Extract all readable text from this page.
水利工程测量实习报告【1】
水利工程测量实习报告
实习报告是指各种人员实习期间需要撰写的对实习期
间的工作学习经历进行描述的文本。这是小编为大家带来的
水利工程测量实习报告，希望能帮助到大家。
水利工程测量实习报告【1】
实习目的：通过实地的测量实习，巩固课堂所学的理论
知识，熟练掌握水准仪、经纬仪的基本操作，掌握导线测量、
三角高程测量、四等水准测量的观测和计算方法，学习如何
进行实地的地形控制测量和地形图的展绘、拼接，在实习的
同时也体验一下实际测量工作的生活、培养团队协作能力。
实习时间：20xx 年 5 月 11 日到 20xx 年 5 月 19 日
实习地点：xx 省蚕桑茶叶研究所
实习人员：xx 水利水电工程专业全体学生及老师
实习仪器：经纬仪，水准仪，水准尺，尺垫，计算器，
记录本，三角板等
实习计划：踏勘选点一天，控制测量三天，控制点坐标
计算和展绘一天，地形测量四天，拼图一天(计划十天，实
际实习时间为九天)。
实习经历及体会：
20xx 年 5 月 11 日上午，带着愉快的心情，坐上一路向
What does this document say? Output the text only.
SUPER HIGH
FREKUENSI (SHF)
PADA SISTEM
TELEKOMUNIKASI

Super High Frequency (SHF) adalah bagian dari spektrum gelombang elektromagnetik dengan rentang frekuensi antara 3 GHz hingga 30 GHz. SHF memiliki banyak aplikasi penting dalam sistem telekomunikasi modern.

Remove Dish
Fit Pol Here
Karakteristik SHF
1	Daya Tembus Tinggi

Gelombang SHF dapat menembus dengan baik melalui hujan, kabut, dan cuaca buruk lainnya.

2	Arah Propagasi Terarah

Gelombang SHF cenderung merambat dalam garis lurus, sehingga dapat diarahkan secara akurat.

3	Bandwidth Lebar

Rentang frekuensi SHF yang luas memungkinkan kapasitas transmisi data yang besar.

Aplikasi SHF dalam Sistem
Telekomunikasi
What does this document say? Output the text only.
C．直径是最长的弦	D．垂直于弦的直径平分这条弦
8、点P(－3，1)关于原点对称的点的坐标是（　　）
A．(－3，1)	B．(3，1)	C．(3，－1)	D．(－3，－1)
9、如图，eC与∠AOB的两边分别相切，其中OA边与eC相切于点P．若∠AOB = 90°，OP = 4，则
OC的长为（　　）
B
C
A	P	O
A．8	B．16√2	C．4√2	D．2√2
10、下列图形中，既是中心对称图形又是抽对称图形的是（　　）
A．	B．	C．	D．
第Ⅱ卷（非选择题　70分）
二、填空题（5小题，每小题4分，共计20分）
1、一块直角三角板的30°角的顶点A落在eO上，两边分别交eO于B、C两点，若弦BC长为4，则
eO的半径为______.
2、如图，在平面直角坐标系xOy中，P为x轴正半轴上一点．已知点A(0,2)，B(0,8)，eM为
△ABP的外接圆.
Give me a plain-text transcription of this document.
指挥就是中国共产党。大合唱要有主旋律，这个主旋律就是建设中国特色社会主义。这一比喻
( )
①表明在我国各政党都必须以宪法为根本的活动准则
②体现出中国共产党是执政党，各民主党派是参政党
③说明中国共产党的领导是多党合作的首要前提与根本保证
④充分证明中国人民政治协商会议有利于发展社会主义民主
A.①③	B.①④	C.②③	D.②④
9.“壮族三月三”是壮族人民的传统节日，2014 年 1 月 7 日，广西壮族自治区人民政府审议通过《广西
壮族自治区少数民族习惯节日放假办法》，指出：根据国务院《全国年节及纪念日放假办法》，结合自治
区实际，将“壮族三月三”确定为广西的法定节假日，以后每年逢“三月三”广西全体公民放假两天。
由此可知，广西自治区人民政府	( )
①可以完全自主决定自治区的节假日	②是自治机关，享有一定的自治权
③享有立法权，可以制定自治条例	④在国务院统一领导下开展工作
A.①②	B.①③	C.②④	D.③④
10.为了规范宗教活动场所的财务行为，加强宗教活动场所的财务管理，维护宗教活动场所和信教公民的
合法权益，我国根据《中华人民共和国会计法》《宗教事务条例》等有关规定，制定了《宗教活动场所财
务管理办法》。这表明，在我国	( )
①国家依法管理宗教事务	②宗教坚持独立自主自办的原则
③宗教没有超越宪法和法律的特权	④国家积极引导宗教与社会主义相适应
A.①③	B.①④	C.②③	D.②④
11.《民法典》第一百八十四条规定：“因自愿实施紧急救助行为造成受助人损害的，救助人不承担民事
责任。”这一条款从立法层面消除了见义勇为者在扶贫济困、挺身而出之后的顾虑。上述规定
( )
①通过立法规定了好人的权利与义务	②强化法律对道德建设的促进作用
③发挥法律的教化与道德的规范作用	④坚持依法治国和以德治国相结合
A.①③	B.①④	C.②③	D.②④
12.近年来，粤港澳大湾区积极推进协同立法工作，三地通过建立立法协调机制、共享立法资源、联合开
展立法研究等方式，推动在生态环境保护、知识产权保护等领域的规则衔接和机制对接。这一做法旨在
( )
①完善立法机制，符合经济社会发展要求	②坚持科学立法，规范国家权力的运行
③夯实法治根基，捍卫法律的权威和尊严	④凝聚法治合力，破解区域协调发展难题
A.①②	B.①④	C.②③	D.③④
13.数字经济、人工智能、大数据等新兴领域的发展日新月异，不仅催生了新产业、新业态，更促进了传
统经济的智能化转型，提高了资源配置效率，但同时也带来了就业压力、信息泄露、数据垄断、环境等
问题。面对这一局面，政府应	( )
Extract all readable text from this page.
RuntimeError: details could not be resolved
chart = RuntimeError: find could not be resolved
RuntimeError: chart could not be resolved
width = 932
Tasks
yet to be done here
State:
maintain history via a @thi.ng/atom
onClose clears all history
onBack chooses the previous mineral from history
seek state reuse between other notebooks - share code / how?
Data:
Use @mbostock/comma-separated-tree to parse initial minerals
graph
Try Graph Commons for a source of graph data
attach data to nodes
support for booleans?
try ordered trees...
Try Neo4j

* * * * * * *

▸ Your task:
Every line above that contains the word "could" should be reported.

▸ Exercise response:
RuntimeError: details could not be resolved
chart = RuntimeError: find could not be resolved
RuntimeError: chart could not be resolved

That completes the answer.